**Exercise goal:**
Tally how many lines hold the string "written". Your reply should be that number alone.

**Material for this exercise:**
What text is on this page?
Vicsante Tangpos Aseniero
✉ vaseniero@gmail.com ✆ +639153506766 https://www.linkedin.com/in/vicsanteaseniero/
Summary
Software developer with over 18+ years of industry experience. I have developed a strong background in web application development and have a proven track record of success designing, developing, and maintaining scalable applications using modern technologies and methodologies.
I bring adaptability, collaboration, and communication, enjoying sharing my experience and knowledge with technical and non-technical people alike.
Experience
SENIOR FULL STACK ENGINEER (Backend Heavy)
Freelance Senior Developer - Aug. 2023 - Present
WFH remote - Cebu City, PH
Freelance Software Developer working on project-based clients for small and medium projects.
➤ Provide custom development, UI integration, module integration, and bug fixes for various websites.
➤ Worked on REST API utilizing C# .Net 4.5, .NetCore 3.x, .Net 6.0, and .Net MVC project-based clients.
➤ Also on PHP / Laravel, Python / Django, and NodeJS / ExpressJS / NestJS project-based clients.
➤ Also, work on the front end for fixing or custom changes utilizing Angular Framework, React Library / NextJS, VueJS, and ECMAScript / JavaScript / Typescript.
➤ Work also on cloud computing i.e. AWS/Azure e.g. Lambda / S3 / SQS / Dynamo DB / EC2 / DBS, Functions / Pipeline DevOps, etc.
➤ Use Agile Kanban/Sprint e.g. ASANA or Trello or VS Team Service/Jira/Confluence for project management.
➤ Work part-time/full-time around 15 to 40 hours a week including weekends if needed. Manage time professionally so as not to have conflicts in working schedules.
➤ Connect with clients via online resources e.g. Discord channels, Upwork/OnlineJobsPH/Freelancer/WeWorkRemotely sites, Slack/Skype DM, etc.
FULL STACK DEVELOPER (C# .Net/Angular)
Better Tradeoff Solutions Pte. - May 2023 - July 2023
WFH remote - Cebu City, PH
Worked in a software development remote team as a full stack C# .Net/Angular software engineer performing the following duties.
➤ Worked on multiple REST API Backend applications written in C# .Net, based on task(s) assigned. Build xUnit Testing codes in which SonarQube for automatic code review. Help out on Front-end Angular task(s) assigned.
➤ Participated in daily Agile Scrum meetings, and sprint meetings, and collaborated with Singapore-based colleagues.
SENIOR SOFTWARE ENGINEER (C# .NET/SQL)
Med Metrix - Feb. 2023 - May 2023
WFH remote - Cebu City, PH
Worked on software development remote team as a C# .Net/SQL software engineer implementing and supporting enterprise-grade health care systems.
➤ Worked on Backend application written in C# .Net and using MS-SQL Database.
---
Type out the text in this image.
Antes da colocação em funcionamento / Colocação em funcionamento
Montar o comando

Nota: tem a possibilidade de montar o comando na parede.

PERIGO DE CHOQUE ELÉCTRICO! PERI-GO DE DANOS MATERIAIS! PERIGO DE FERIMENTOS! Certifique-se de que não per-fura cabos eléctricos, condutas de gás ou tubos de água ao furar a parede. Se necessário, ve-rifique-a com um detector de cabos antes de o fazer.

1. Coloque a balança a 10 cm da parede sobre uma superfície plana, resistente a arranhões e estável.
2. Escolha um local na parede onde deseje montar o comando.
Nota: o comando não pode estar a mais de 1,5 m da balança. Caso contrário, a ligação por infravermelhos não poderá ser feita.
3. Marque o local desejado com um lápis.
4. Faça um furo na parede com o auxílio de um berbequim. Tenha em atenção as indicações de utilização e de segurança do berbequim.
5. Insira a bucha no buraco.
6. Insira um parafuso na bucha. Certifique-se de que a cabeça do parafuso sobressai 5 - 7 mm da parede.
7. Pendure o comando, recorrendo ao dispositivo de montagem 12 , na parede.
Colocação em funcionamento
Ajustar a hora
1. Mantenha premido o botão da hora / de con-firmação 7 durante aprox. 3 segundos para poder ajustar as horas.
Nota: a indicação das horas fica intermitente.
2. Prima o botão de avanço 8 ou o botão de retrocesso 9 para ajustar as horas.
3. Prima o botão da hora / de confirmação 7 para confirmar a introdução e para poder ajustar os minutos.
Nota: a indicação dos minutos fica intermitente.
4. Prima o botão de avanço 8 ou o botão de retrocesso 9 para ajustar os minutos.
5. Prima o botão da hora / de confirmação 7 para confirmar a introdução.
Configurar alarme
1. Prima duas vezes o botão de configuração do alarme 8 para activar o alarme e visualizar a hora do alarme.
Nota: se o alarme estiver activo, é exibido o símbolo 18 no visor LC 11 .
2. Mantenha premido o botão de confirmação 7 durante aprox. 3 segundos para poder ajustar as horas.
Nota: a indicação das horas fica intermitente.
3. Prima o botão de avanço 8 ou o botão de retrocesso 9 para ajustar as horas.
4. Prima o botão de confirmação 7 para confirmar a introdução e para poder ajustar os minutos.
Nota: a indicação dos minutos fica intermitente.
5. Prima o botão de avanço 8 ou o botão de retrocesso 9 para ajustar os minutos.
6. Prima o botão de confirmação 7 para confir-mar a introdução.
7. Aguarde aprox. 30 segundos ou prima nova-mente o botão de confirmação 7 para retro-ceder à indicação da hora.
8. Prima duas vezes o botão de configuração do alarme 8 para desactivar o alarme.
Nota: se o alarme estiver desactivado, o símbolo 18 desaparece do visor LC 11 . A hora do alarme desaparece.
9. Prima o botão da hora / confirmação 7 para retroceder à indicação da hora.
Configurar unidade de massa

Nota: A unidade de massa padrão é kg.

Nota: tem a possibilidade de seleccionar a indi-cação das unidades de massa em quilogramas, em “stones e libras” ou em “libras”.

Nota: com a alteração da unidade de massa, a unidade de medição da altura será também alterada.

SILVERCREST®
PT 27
==
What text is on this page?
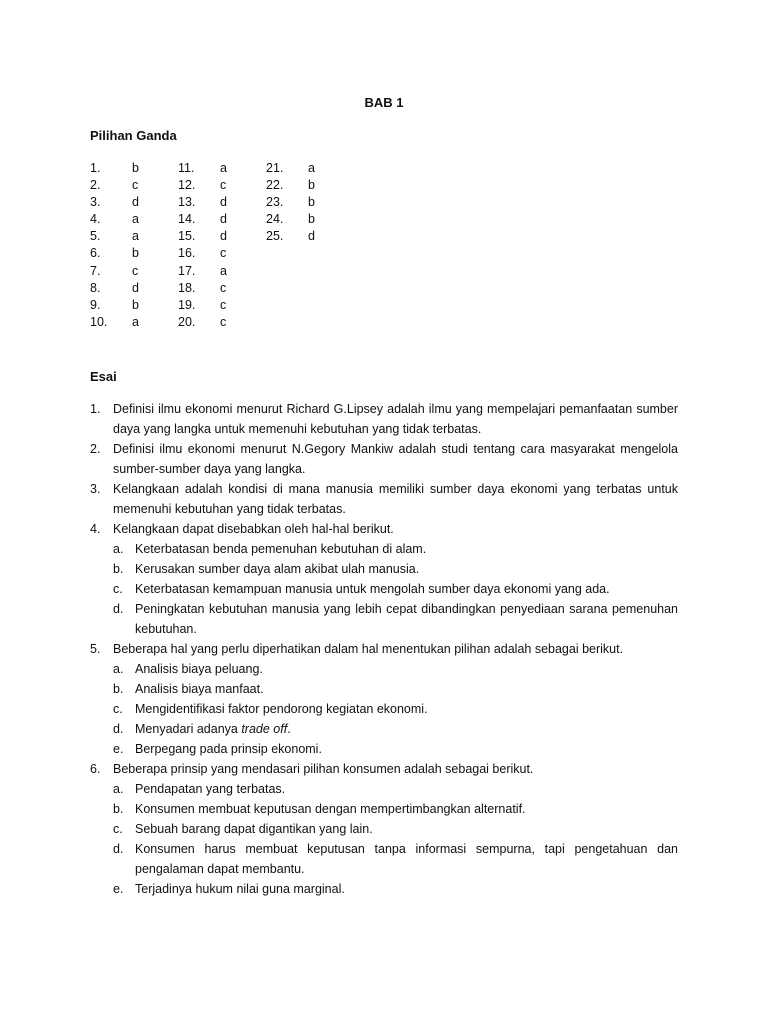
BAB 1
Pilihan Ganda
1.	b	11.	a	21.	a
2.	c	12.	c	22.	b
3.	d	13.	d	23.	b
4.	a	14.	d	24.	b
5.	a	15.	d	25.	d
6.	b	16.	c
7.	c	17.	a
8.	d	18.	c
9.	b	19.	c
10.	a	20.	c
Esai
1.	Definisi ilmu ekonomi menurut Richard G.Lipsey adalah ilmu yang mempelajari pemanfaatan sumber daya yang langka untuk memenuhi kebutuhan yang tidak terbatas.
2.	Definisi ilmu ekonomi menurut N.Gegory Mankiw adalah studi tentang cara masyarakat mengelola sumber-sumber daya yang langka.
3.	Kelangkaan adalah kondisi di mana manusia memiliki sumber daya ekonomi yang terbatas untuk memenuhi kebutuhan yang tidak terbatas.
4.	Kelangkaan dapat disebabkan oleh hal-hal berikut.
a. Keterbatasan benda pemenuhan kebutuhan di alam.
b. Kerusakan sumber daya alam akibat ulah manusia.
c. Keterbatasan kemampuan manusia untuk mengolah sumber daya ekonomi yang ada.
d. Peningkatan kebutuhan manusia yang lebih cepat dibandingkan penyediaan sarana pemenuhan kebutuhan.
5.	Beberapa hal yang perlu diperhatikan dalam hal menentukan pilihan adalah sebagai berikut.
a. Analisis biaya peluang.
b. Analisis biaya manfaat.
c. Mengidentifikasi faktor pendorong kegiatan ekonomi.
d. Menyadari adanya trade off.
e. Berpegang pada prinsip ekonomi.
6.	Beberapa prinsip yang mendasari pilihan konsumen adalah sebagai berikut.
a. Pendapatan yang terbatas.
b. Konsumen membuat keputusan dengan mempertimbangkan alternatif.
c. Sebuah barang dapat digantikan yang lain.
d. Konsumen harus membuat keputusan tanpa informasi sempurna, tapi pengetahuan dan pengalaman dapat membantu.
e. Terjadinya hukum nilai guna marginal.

**Solved problem:**
2